Reproduce the lines of the material exactly, excluding every image.

######

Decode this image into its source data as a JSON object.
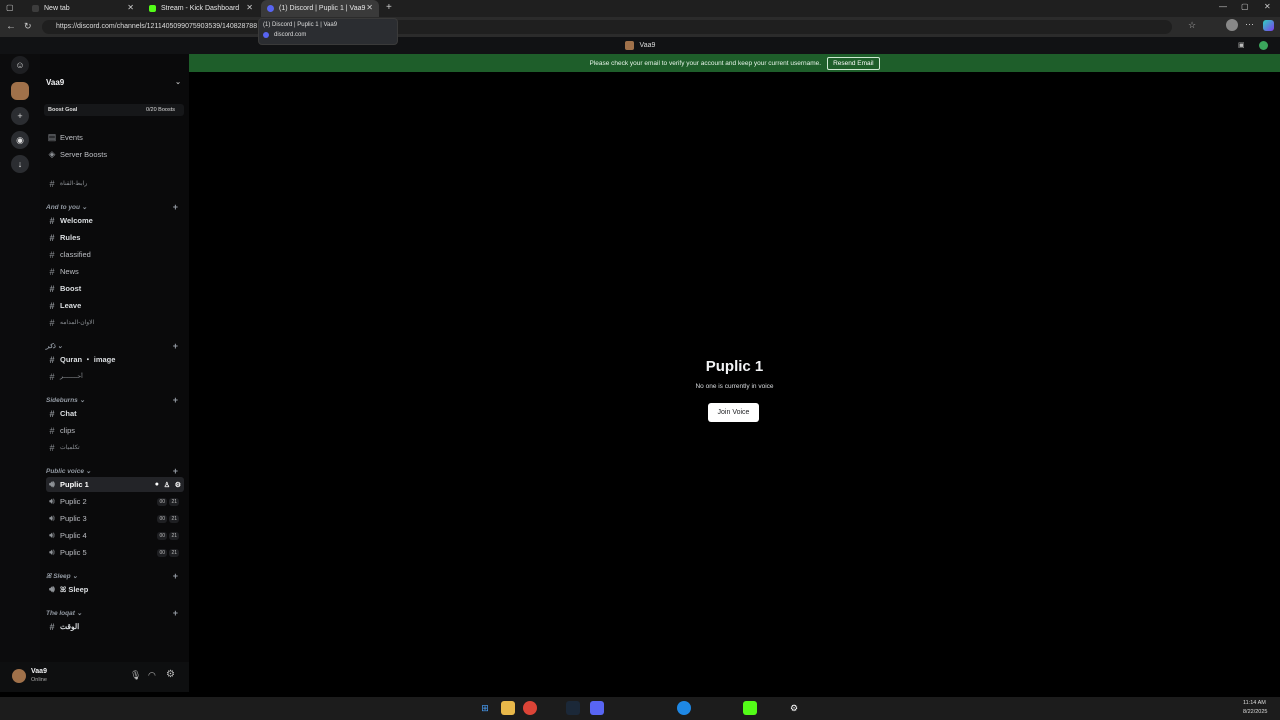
{
  "browser": {
    "tabs": [
      {
        "title": "New tab",
        "color": "#3c3c3c"
      },
      {
        "title": "Stream - Kick Dashboard",
        "color": "#53fc18"
      },
      {
        "title": "(1) Discord | Puplic 1 | Vaa9",
        "color": "#5865f2"
      }
    ],
    "url": "https://discord.com/channels/1211405099075903539/140828788",
    "tooltip": {
      "title": "(1) Discord | Puplic 1 | Vaa9",
      "domain": "discord.com"
    },
    "window_title": "Vaa9"
  },
  "server": {
    "name": "Vaa9",
    "boost_goal": "Boost Goal",
    "boost_count": "0/20 Boosts",
    "events": "Events",
    "server_boosts": "Server Boosts"
  },
  "channels": {
    "top": "رابط-القناة",
    "cat1": "And to you",
    "c1": [
      "Welcome",
      "Rules",
      "classified",
      "News",
      "Boost",
      "Leave",
      "الاوان-المدامه"
    ],
    "cat2": "ذكر",
    "c2": [
      "Quran ・ image",
      "أحــــــــر"
    ],
    "cat3": "Sideburns",
    "c3": [
      "Chat",
      "clips",
      "تكلميات"
    ],
    "cat4": "Public voice",
    "voice": [
      "Puplic 1",
      "Puplic 2",
      "Puplic 3",
      "Puplic 4",
      "Puplic 5"
    ],
    "voice_count_a": "00",
    "voice_count_b": "21",
    "cat5": "ꕤ Sleep",
    "sleep": "ꕤ Sleep",
    "cat6": "The loqat",
    "loqat": "الوقت"
  },
  "banner": {
    "text": "Please check your email to verify your account and keep your current username.",
    "button": "Resend Email"
  },
  "main": {
    "title": "Puplic 1",
    "subtitle": "No one is currently in voice",
    "join": "Join Voice"
  },
  "user": {
    "name": "Vaa9",
    "status": "Online"
  },
  "clock": {
    "time": "11:14 AM",
    "date": "8/22/2025"
  },
  "colors": {
    "banner": "#1e5e2a",
    "accent": "#5865f2"
  }
}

######

• [Task output]:
Decode this image into its source data as a JSON object.
{
  "browser": {
    "tabs": [
      {
        "title": "New tab",
        "color": "#3c3c3c"
      },
      {
        "title": "Stream - Kick Dashboard",
        "color": "#53fc18"
      },
      {
        "title": "(1) Discord | Puplic 1 | Vaa9",
        "color": "#5865f2"
      }
    ],
    "url": "https://discord.com/channels/1211405099075903539/140828788",
    "tooltip": {
      "title": "(1) Discord | Puplic 1 | Vaa9",
      "domain": "discord.com"
    },
    "window_title": "Vaa9"
  },
  "server": {
    "name": "Vaa9",
    "boost_goal": "Boost Goal",
    "boost_count": "0/20 Boosts",
    "events": "Events",
    "server_boosts": "Server Boosts"
  },
  "channels": {
    "top": "رابط-القناة",
    "cat1": "And to you",
    "c1": [
      "Welcome",
      "Rules",
      "classified",
      "News",
      "Boost",
      "Leave",
      "الاوان-المدامه"
    ],
    "cat2": "ذكر",
    "c2": [
      "Quran ・ image",
      "أحــــــــر"
    ],
    "cat3": "Sideburns",
    "c3": [
      "Chat",
      "clips",
      "تكلميات"
    ],
    "cat4": "Public voice",
    "voice": [
      "Puplic 1",
      "Puplic 2",
      "Puplic 3",
      "Puplic 4",
      "Puplic 5"
    ],
    "voice_count_a": "00",
    "voice_count_b": "21",
    "cat5": "ꕤ Sleep",
    "sleep": "ꕤ Sleep",
    "cat6": "The loqat",
    "loqat": "الوقت"
  },
  "banner": {
    "text": "Please check your email to verify your account and keep your current username.",
    "button": "Resend Email"
  },
  "main": {
    "title": "Puplic 1",
    "subtitle": "No one is currently in voice",
    "join": "Join Voice"
  },
  "user": {
    "name": "Vaa9",
    "status": "Online"
  },
  "clock": {
    "time": "11:14 AM",
    "date": "8/22/2025"
  },
  "colors": {
    "banner": "#1e5e2a",
    "accent": "#5865f2"
  }
}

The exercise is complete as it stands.